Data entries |
****************

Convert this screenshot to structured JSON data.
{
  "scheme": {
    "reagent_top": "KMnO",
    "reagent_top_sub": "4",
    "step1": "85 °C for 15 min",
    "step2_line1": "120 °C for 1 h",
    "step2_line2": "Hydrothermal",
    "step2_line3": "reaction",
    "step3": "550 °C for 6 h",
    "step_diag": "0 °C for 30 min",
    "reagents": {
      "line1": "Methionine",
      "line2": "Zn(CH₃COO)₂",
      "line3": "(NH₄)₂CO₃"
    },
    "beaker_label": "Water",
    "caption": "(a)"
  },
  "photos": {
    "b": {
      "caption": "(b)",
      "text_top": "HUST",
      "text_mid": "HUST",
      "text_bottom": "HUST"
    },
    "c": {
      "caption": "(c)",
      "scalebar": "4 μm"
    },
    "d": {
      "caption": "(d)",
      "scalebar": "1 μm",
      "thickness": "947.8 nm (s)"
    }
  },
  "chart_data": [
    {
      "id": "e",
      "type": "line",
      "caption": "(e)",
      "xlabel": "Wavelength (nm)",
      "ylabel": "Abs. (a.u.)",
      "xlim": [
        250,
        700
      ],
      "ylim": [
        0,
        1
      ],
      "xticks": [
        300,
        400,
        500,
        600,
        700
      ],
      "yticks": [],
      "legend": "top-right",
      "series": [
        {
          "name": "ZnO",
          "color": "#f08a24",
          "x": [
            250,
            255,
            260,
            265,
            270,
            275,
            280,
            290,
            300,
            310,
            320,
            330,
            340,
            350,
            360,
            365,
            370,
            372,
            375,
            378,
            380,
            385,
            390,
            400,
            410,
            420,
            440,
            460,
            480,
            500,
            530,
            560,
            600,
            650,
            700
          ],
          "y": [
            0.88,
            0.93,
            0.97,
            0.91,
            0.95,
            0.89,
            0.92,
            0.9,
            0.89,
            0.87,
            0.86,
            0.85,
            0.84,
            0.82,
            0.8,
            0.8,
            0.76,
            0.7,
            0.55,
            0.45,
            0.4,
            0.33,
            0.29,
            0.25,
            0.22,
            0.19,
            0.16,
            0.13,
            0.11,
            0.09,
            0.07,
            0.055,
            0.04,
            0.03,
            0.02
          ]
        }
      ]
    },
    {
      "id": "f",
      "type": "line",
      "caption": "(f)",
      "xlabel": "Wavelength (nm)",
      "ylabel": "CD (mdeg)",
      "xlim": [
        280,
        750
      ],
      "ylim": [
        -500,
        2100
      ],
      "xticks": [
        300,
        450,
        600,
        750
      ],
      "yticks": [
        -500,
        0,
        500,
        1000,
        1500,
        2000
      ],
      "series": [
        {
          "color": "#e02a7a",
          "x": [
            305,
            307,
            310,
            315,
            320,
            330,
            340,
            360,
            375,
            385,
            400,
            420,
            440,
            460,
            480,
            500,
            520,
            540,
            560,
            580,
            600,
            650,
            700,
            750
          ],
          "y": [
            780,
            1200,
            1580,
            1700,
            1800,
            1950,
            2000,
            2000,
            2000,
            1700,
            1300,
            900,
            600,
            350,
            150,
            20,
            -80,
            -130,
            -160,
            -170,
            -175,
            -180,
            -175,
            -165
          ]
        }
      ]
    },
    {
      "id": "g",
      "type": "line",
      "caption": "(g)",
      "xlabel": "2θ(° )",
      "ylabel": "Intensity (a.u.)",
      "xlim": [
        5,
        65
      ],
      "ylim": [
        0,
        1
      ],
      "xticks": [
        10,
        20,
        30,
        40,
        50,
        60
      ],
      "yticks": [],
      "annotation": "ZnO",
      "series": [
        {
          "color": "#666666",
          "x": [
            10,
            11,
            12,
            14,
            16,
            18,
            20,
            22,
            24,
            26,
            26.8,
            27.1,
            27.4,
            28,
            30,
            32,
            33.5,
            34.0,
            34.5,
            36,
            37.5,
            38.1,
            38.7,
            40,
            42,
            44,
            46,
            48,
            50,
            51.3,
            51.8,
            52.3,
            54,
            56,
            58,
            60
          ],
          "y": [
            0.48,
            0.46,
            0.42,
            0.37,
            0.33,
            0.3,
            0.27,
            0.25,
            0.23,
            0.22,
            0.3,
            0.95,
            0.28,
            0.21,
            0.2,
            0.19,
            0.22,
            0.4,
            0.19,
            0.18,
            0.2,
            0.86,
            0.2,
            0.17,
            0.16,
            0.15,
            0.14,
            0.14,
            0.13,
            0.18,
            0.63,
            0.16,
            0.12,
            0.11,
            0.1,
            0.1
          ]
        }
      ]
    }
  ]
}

****************

To do |
Retype the whole listing, matching it exactly.

Task solution |
Convert this screenshot to structured JSON data.
{
  "scheme": {
    "reagent_top": "KMnO",
    "reagent_top_sub": "4",
    "step1": "85 °C for 15 min",
    "step2_line1": "120 °C for 1 h",
    "step2_line2": "Hydrothermal",
    "step2_line3": "reaction",
    "step3": "550 °C for 6 h",
    "step_diag": "0 °C for 30 min",
    "reagents": {
      "line1": "Methionine",
      "line2": "Zn(CH₃COO)₂",
      "line3": "(NH₄)₂CO₃"
    },
    "beaker_label": "Water",
    "caption": "(a)"
  },
  "photos": {
    "b": {
      "caption": "(b)",
      "text_top": "HUST",
      "text_mid": "HUST",
      "text_bottom": "HUST"
    },
    "c": {
      "caption": "(c)",
      "scalebar": "4 μm"
    },
    "d": {
      "caption": "(d)",
      "scalebar": "1 μm",
      "thickness": "947.8 nm (s)"
    }
  },
  "chart_data": [
    {
      "id": "e",
      "type": "line",
      "caption": "(e)",
      "xlabel": "Wavelength (nm)",
      "ylabel": "Abs. (a.u.)",
      "xlim": [
        250,
        700
      ],
      "ylim": [
        0,
        1
      ],
      "xticks": [
        300,
        400,
        500,
        600,
        700
      ],
      "yticks": [],
      "legend": "top-right",
      "series": [
        {
          "name": "ZnO",
          "color": "#f08a24",
          "x": [
            250,
            255,
            260,
            265,
            270,
            275,
            280,
            290,
            300,
            310,
            320,
            330,
            340,
            350,
            360,
            365,
            370,
            372,
            375,
            378,
            380,
            385,
            390,
            400,
            410,
            420,
            440,
            460,
            480,
            500,
            530,
            560,
            600,
            650,
            700
          ],
          "y": [
            0.88,
            0.93,
            0.97,
            0.91,
            0.95,
            0.89,
            0.92,
            0.9,
            0.89,
            0.87,
            0.86,
            0.85,
            0.84,
            0.82,
            0.8,
            0.8,
            0.76,
            0.7,
            0.55,
            0.45,
            0.4,
            0.33,
            0.29,
            0.25,
            0.22,
            0.19,
            0.16,
            0.13,
            0.11,
            0.09,
            0.07,
            0.055,
            0.04,
            0.03,
            0.02
          ]
        }
      ]
    },
    {
      "id": "f",
      "type": "line",
      "caption": "(f)",
      "xlabel": "Wavelength (nm)",
      "ylabel": "CD (mdeg)",
      "xlim": [
        280,
        750
      ],
      "ylim": [
        -500,
        2100
      ],
      "xticks": [
        300,
        450,
        600,
        750
      ],
      "yticks": [
        -500,
        0,
        500,
        1000,
        1500,
        2000
      ],
      "series": [
        {
          "color": "#e02a7a",
          "x": [
            305,
            307,
            310,
            315,
            320,
            330,
            340,
            360,
            375,
            385,
            400,
            420,
            440,
            460,
            480,
            500,
            520,
            540,
            560,
            580,
            600,
            650,
            700,
            750
          ],
          "y": [
            780,
            1200,
            1580,
            1700,
            1800,
            1950,
            2000,
            2000,
            2000,
            1700,
            1300,
            900,
            600,
            350,
            150,
            20,
            -80,
            -130,
            -160,
            -170,
            -175,
            -180,
            -175,
            -165
          ]
        }
      ]
    },
    {
      "id": "g",
      "type": "line",
      "caption": "(g)",
      "xlabel": "2θ(° )",
      "ylabel": "Intensity (a.u.)",
      "xlim": [
        5,
        65
      ],
      "ylim": [
        0,
        1
      ],
      "xticks": [
        10,
        20,
        30,
        40,
        50,
        60
      ],
      "yticks": [],
      "annotation": "ZnO",
      "series": [
        {
          "color": "#666666",
          "x": [
            10,
            11,
            12,
            14,
            16,
            18,
            20,
            22,
            24,
            26,
            26.8,
            27.1,
            27.4,
            28,
            30,
            32,
            33.5,
            34.0,
            34.5,
            36,
            37.5,
            38.1,
            38.7,
            40,
            42,
            44,
            46,
            48,
            50,
            51.3,
            51.8,
            52.3,
            54,
            56,
            58,
            60
          ],
          "y": [
            0.48,
            0.46,
            0.42,
            0.37,
            0.33,
            0.3,
            0.27,
            0.25,
            0.23,
            0.22,
            0.3,
            0.95,
            0.28,
            0.21,
            0.2,
            0.19,
            0.22,
            0.4,
            0.19,
            0.18,
            0.2,
            0.86,
            0.2,
            0.17,
            0.16,
            0.15,
            0.14,
            0.14,
            0.13,
            0.18,
            0.63,
            0.16,
            0.12,
            0.11,
            0.1,
            0.1
          ]
        }
      ]
    }
  ]
}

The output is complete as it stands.